Dataset records:
· · · · ·

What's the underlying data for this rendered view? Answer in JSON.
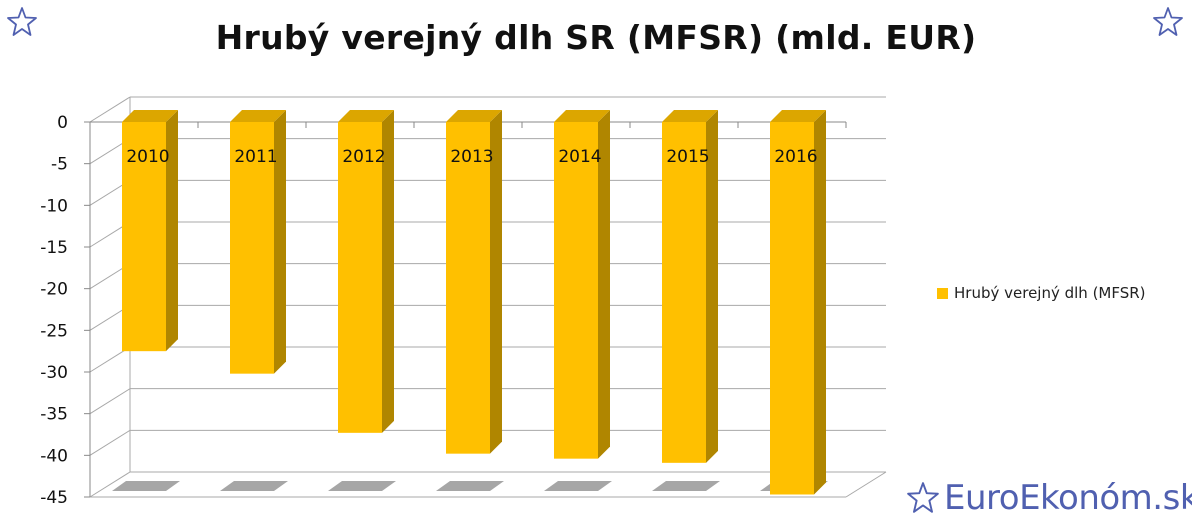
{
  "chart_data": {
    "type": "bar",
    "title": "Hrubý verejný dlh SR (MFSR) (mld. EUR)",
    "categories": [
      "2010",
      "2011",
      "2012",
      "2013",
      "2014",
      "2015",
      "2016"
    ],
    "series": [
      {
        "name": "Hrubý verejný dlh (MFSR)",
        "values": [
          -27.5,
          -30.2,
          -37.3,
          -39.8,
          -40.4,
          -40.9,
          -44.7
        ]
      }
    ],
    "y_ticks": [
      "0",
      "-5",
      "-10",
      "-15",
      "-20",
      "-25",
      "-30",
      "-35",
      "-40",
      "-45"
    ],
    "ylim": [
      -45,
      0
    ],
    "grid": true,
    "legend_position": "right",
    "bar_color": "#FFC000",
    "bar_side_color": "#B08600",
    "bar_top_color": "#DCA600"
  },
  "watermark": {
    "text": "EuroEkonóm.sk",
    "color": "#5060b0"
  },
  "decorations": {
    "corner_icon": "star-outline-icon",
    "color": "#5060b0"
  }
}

· · · · ·

:: Task to complete ::
Exclude every picture and copy the remaining data exactly.

:: Written response ::
What's the underlying data for this rendered view? Answer in JSON.
{
  "chart_data": {
    "type": "bar",
    "title": "Hrubý verejný dlh SR (MFSR) (mld. EUR)",
    "categories": [
      "2010",
      "2011",
      "2012",
      "2013",
      "2014",
      "2015",
      "2016"
    ],
    "series": [
      {
        "name": "Hrubý verejný dlh (MFSR)",
        "values": [
          -27.5,
          -30.2,
          -37.3,
          -39.8,
          -40.4,
          -40.9,
          -44.7
        ]
      }
    ],
    "y_ticks": [
      "0",
      "-5",
      "-10",
      "-15",
      "-20",
      "-25",
      "-30",
      "-35",
      "-40",
      "-45"
    ],
    "ylim": [
      -45,
      0
    ],
    "grid": true,
    "legend_position": "right",
    "bar_color": "#FFC000",
    "bar_side_color": "#B08600",
    "bar_top_color": "#DCA600"
  },
  "watermark": {
    "text": "EuroEkonóm.sk",
    "color": "#5060b0"
  },
  "decorations": {
    "corner_icon": "star-outline-icon",
    "color": "#5060b0"
  }
}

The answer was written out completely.